start DOCUMENT SEGMENT

ZC I have this vision of you travelling with your projector across the country and to different continents, and I’m reminded of the long history of itinerant 16 mm exhibition in Canada. I guess that’s also sort of a romantic vision. How do you see your practice in relation to that history?

AM My move from single-channel works – meaning films that are presented in a conventional way on a projector in the back of the room where I have no involvement because someone else is running the projector – into a more performance-based and expanded cinema type shape of presentation had a lot to do, for me, with a desire to maintain a creative process and involvement in the piece, for my own sake, really, and interest. Once a conventional single-channel work was completed, I was finding that I often had very little invested in it anymore, and the whole screening-exhibition stage was a bit disconnected. You know, you send a film off to a festival, and a lot of time you have no idea how it’s received, if people had any kind of reaction¬ – that sort of thing. So the possibility of maintaining the energy and aliveness in the creative process by creating work that required my presence and active participation in its unfolding was more exciting, and to be able to see and participate in the reception of the work was worthwhile. Having said that, it can also be extremely exhausting and demanding and stressful, so there’s kind of a balance to be struck. But I’ve always loved the idea of a travelling show and recognized – particularly in Canada, which is so big and spaced out – that the old-fashioned itinerant projectionist with fold-up screen and a bundle of films under their arm was pretty central to a [certain] type of film presentation in this country, usually in places where regular cinemas simply didn’t exist. You know, setting up in halls or even people’s homes. And now, the kind of films that I’m showing often require a specialized venue or don’t fit into the conventional multiplex that we think of first when we think of the movies. So that specialized space and presentation continues in a lot of different shapes and forms.

end DOCUMENT SEGMENT

| WRITTEN PROBLEM A |
Echo the records from their first line through the line containing "bar-segment [1348,909,1374,965]", with both of those lines included.

start TASK INPUTS

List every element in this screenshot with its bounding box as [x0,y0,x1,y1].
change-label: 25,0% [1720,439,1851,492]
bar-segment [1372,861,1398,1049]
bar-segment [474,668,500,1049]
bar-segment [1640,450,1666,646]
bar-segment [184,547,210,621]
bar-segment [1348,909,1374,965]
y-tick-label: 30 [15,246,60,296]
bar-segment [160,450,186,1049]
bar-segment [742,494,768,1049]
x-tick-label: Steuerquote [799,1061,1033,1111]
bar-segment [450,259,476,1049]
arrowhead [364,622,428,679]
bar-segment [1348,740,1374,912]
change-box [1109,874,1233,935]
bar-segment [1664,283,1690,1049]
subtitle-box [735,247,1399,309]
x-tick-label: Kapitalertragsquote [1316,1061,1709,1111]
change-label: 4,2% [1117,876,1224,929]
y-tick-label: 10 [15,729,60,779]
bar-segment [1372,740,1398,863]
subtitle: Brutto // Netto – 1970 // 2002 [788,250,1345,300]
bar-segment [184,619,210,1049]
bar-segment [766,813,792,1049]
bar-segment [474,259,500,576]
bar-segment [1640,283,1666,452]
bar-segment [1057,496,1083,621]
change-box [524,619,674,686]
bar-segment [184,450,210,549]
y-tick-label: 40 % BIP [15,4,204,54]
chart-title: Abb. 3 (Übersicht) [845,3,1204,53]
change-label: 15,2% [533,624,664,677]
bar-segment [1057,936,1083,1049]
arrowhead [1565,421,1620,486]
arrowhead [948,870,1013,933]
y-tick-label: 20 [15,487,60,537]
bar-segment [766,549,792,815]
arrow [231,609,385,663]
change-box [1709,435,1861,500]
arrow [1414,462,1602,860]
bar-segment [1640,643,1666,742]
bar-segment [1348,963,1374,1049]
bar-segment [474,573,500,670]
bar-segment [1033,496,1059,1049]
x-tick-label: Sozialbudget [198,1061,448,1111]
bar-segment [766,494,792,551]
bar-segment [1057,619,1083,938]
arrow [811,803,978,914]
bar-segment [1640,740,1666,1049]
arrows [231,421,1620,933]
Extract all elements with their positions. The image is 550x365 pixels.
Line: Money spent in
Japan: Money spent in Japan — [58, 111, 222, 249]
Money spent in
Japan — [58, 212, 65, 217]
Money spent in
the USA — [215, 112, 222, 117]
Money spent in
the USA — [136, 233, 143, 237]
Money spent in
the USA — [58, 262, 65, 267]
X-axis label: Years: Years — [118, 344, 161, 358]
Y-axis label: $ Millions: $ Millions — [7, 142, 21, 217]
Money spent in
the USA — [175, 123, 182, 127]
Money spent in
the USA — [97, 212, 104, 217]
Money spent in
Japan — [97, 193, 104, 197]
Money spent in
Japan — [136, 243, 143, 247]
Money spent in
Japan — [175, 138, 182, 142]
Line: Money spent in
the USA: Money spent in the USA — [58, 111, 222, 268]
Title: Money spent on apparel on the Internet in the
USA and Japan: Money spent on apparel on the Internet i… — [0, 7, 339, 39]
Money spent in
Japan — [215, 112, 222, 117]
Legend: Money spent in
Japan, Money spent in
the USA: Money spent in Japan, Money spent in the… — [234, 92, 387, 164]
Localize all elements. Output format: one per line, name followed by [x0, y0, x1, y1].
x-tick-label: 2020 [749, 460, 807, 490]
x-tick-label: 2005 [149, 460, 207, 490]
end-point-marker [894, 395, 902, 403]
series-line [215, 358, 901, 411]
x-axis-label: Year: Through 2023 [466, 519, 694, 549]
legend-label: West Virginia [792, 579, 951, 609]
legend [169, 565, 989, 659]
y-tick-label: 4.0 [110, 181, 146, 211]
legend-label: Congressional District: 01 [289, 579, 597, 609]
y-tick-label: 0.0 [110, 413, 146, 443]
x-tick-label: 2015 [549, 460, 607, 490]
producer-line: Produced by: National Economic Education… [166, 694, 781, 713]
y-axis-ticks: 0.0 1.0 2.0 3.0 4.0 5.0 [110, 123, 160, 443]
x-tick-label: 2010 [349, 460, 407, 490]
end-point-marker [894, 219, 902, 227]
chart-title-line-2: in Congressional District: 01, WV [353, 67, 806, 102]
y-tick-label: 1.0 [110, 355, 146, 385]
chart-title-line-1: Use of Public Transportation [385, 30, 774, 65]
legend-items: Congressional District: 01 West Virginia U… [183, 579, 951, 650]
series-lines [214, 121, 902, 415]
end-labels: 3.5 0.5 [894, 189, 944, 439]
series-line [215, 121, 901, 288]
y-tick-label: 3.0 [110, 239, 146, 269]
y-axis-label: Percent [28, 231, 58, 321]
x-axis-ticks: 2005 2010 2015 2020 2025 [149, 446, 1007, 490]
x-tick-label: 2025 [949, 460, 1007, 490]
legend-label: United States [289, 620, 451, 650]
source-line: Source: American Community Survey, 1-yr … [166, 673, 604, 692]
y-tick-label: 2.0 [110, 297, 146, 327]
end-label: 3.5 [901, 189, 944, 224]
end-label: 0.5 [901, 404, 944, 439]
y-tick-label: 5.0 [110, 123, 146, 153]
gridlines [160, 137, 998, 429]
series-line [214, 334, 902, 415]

end TASK INPUTS

| WRITTEN PROBLEM B |
Duplicate the passage of the interview on traveling film exhibition from "ZC I have this" to "to that history?".

| FULL ANSWER A |
List every element in this screenshot with its bounding box as [x0,y0,x1,y1].
change-label: 25,0% [1720,439,1851,492]
bar-segment [1372,861,1398,1049]
bar-segment [474,668,500,1049]
bar-segment [1640,450,1666,646]
bar-segment [184,547,210,621]
bar-segment [1348,909,1374,965]

| FULL ANSWER B |
ZC I have this vision of you travelling with your projector across the country and to different continents, and I’m reminded of the long history of itinerant 16 mm exhibition in Canada. I guess that’s also sort of a romantic vision. How do you see your practice in relation to that history?